## Exercise goal:
Produce a verbatim copy of the entries listed below.

━━━━━━━━━━━━━━━━━━━━

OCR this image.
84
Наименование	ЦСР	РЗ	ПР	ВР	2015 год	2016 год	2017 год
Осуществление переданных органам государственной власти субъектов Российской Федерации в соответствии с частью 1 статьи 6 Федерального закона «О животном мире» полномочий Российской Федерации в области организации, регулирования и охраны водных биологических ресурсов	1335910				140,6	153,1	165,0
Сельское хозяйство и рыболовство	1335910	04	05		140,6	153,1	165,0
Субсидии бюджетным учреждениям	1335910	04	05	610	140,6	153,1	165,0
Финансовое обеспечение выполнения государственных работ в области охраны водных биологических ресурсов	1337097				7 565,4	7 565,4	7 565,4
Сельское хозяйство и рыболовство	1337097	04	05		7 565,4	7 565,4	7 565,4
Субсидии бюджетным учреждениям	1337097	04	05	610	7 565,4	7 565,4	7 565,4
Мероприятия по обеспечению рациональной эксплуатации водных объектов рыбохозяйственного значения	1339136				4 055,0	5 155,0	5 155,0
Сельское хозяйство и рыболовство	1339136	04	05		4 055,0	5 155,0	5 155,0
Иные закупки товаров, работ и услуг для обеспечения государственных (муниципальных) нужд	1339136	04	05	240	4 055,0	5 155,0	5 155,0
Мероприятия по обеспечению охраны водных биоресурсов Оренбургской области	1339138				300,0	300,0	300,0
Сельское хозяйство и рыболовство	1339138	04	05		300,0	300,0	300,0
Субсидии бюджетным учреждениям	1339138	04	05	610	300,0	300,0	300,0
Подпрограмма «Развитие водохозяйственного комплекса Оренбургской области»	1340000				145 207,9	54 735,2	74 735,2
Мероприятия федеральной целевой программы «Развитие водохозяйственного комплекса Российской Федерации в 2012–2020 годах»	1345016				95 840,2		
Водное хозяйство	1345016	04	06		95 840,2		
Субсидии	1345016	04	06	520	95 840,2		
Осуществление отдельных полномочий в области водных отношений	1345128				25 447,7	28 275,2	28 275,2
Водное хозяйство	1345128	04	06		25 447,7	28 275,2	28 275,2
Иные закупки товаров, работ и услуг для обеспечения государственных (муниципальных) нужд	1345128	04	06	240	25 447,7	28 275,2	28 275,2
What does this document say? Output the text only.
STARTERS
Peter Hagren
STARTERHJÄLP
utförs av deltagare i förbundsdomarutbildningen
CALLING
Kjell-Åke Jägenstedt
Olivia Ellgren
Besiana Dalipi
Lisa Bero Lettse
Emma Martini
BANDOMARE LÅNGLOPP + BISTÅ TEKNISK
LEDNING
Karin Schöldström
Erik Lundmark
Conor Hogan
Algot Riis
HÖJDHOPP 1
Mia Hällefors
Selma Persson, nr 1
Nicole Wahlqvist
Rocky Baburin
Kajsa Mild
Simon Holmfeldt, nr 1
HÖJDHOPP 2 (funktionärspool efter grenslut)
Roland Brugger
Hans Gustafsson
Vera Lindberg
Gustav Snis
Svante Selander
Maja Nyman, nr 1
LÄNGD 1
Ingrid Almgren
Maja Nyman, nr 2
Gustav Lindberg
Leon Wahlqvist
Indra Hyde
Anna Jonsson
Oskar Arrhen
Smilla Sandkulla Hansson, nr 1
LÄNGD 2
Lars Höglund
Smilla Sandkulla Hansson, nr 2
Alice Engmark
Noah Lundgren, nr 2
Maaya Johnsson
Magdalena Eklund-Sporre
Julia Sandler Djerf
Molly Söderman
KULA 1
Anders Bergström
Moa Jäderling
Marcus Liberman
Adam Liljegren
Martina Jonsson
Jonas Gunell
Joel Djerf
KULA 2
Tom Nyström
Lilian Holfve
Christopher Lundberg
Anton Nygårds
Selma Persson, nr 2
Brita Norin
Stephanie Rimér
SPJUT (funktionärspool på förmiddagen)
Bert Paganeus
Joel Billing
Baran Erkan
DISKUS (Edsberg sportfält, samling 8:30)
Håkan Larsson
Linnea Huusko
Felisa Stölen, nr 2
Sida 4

━━━━━━━━━━━━━━━━━━━━

## Output for this exercise:
OCR this image.
84
Наименование	ЦСР	РЗ	ПР	ВР	2015 год	2016 год	2017 год
Осуществление переданных органам государственной власти субъектов Российской Федерации в соответствии с частью 1 статьи 6 Федерального закона «О животном мире» полномочий Российской Федерации в области организации, регулирования и охраны водных биологических ресурсов	1335910				140,6	153,1	165,0
Сельское хозяйство и рыболовство	1335910	04	05		140,6	153,1	165,0
Субсидии бюджетным учреждениям	1335910	04	05	610	140,6	153,1	165,0
Финансовое обеспечение выполнения государственных работ в области охраны водных биологических ресурсов	1337097				7 565,4	7 565,4	7 565,4
Сельское хозяйство и рыболовство	1337097	04	05		7 565,4	7 565,4	7 565,4
Субсидии бюджетным учреждениям	1337097	04	05	610	7 565,4	7 565,4	7 565,4
Мероприятия по обеспечению рациональной эксплуатации водных объектов рыбохозяйственного значения	1339136				4 055,0	5 155,0	5 155,0
Сельское хозяйство и рыболовство	1339136	04	05		4 055,0	5 155,0	5 155,0
Иные закупки товаров, работ и услуг для обеспечения государственных (муниципальных) нужд	1339136	04	05	240	4 055,0	5 155,0	5 155,0
Мероприятия по обеспечению охраны водных биоресурсов Оренбургской области	1339138				300,0	300,0	300,0
Сельское хозяйство и рыболовство	1339138	04	05		300,0	300,0	300,0
Субсидии бюджетным учреждениям	1339138	04	05	610	300,0	300,0	300,0
Подпрограмма «Развитие водохозяйственного комплекса Оренбургской области»	1340000				145 207,9	54 735,2	74 735,2
Мероприятия федеральной целевой программы «Развитие водохозяйственного комплекса Российской Федерации в 2012–2020 годах»	1345016				95 840,2		
Водное хозяйство	1345016	04	06		95 840,2		
Субсидии	1345016	04	06	520	95 840,2		
Осуществление отдельных полномочий в области водных отношений	1345128				25 447,7	28 275,2	28 275,2
Водное хозяйство	1345128	04	06		25 447,7	28 275,2	28 275,2
Иные закупки товаров, работ и услуг для обеспечения государственных (муниципальных) нужд	1345128	04	06	240	25 447,7	28 275,2	28 275,2
What does this document say? Output the text only.
STARTERS
Peter Hagren
STARTERHJÄLP
utförs av deltagare i förbundsdomarutbildningen
CALLING
Kjell-Åke Jägenstedt
Olivia Ellgren
Besiana Dalipi
Lisa Bero Lettse
Emma Martini
BANDOMARE LÅNGLOPP + BISTÅ TEKNISK
LEDNING
Karin Schöldström
Erik Lundmark
Conor Hogan
Algot Riis
HÖJDHOPP 1
Mia Hällefors
Selma Persson, nr 1
Nicole Wahlqvist
Rocky Baburin
Kajsa Mild
Simon Holmfeldt, nr 1
HÖJDHOPP 2 (funktionärspool efter grenslut)
Roland Brugger
Hans Gustafsson
Vera Lindberg
Gustav Snis
Svante Selander
Maja Nyman, nr 1
LÄNGD 1
Ingrid Almgren
Maja Nyman, nr 2
Gustav Lindberg
Leon Wahlqvist
Indra Hyde
Anna Jonsson
Oskar Arrhen
Smilla Sandkulla Hansson, nr 1
LÄNGD 2
Lars Höglund
Smilla Sandkulla Hansson, nr 2
Alice Engmark
Noah Lundgren, nr 2
Maaya Johnsson
Magdalena Eklund-Sporre
Julia Sandler Djerf
Molly Söderman
KULA 1
Anders Bergström
Moa Jäderling
Marcus Liberman
Adam Liljegren
Martina Jonsson
Jonas Gunell
Joel Djerf
KULA 2
Tom Nyström
Lilian Holfve
Christopher Lundberg
Anton Nygårds
Selma Persson, nr 2
Brita Norin
Stephanie Rimér
SPJUT (funktionärspool på förmiddagen)
Bert Paganeus
Joel Billing
Baran Erkan
DISKUS (Edsberg sportfält, samling 8:30)
Håkan Larsson
Linnea Huusko
Felisa Stölen, nr 2
Sida 4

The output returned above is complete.